* _What you are asked to do_
Repeat exactly each line of the data provided below.

--

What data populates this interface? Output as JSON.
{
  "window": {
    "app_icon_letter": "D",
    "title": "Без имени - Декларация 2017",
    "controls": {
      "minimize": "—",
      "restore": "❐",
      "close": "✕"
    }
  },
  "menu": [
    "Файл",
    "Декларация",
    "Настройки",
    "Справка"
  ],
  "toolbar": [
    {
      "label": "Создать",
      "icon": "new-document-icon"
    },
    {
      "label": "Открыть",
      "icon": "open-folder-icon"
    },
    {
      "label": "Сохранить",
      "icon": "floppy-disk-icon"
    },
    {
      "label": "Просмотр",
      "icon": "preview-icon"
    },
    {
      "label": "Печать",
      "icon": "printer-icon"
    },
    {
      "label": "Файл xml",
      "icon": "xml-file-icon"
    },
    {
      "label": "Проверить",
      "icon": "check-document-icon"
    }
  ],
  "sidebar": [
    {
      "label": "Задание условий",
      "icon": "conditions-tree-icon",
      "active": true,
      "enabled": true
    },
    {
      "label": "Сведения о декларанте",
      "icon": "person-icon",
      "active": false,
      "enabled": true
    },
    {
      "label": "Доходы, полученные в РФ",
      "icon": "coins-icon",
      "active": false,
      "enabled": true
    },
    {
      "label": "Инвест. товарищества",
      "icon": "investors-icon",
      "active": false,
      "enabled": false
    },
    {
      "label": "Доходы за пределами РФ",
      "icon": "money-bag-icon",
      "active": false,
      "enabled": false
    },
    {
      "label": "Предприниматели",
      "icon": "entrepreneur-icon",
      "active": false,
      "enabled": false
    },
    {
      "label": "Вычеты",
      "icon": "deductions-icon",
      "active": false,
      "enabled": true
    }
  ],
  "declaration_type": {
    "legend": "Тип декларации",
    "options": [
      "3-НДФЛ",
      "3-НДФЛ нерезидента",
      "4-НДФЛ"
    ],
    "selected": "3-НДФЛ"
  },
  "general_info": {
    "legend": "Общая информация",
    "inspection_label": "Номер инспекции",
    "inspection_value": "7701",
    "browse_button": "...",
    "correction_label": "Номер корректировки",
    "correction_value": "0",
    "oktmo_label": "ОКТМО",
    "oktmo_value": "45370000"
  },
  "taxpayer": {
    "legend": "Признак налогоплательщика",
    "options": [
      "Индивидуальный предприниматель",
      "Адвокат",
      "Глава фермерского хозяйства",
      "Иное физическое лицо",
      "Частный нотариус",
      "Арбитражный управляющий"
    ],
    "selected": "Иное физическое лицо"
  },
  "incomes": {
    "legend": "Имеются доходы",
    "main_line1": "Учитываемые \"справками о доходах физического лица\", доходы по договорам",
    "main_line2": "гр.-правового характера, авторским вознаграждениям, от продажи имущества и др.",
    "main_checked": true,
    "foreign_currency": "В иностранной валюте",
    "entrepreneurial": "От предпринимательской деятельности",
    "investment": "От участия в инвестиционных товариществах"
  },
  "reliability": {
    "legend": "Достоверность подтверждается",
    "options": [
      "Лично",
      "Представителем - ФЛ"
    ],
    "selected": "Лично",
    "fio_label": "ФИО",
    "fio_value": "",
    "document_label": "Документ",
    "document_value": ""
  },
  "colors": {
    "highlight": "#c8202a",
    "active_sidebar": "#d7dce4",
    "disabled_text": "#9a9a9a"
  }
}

--

* _Output below_
What data populates this interface? Output as JSON.
{
  "window": {
    "app_icon_letter": "D",
    "title": "Без имени - Декларация 2017",
    "controls": {
      "minimize": "—",
      "restore": "❐",
      "close": "✕"
    }
  },
  "menu": [
    "Файл",
    "Декларация",
    "Настройки",
    "Справка"
  ],
  "toolbar": [
    {
      "label": "Создать",
      "icon": "new-document-icon"
    },
    {
      "label": "Открыть",
      "icon": "open-folder-icon"
    },
    {
      "label": "Сохранить",
      "icon": "floppy-disk-icon"
    },
    {
      "label": "Просмотр",
      "icon": "preview-icon"
    },
    {
      "label": "Печать",
      "icon": "printer-icon"
    },
    {
      "label": "Файл xml",
      "icon": "xml-file-icon"
    },
    {
      "label": "Проверить",
      "icon": "check-document-icon"
    }
  ],
  "sidebar": [
    {
      "label": "Задание условий",
      "icon": "conditions-tree-icon",
      "active": true,
      "enabled": true
    },
    {
      "label": "Сведения о декларанте",
      "icon": "person-icon",
      "active": false,
      "enabled": true
    },
    {
      "label": "Доходы, полученные в РФ",
      "icon": "coins-icon",
      "active": false,
      "enabled": true
    },
    {
      "label": "Инвест. товарищества",
      "icon": "investors-icon",
      "active": false,
      "enabled": false
    },
    {
      "label": "Доходы за пределами РФ",
      "icon": "money-bag-icon",
      "active": false,
      "enabled": false
    },
    {
      "label": "Предприниматели",
      "icon": "entrepreneur-icon",
      "active": false,
      "enabled": false
    },
    {
      "label": "Вычеты",
      "icon": "deductions-icon",
      "active": false,
      "enabled": true
    }
  ],
  "declaration_type": {
    "legend": "Тип декларации",
    "options": [
      "3-НДФЛ",
      "3-НДФЛ нерезидента",
      "4-НДФЛ"
    ],
    "selected": "3-НДФЛ"
  },
  "general_info": {
    "legend": "Общая информация",
    "inspection_label": "Номер инспекции",
    "inspection_value": "7701",
    "browse_button": "...",
    "correction_label": "Номер корректировки",
    "correction_value": "0",
    "oktmo_label": "ОКТМО",
    "oktmo_value": "45370000"
  },
  "taxpayer": {
    "legend": "Признак налогоплательщика",
    "options": [
      "Индивидуальный предприниматель",
      "Адвокат",
      "Глава фермерского хозяйства",
      "Иное физическое лицо",
      "Частный нотариус",
      "Арбитражный управляющий"
    ],
    "selected": "Иное физическое лицо"
  },
  "incomes": {
    "legend": "Имеются доходы",
    "main_line1": "Учитываемые \"справками о доходах физического лица\", доходы по договорам",
    "main_line2": "гр.-правового характера, авторским вознаграждениям, от продажи имущества и др.",
    "main_checked": true,
    "foreign_currency": "В иностранной валюте",
    "entrepreneurial": "От предпринимательской деятельности",
    "investment": "От участия в инвестиционных товариществах"
  },
  "reliability": {
    "legend": "Достоверность подтверждается",
    "options": [
      "Лично",
      "Представителем - ФЛ"
    ],
    "selected": "Лично",
    "fio_label": "ФИО",
    "fio_value": "",
    "document_label": "Документ",
    "document_value": ""
  },
  "colors": {
    "highlight": "#c8202a",
    "active_sidebar": "#d7dce4",
    "disabled_text": "#9a9a9a"
  }
}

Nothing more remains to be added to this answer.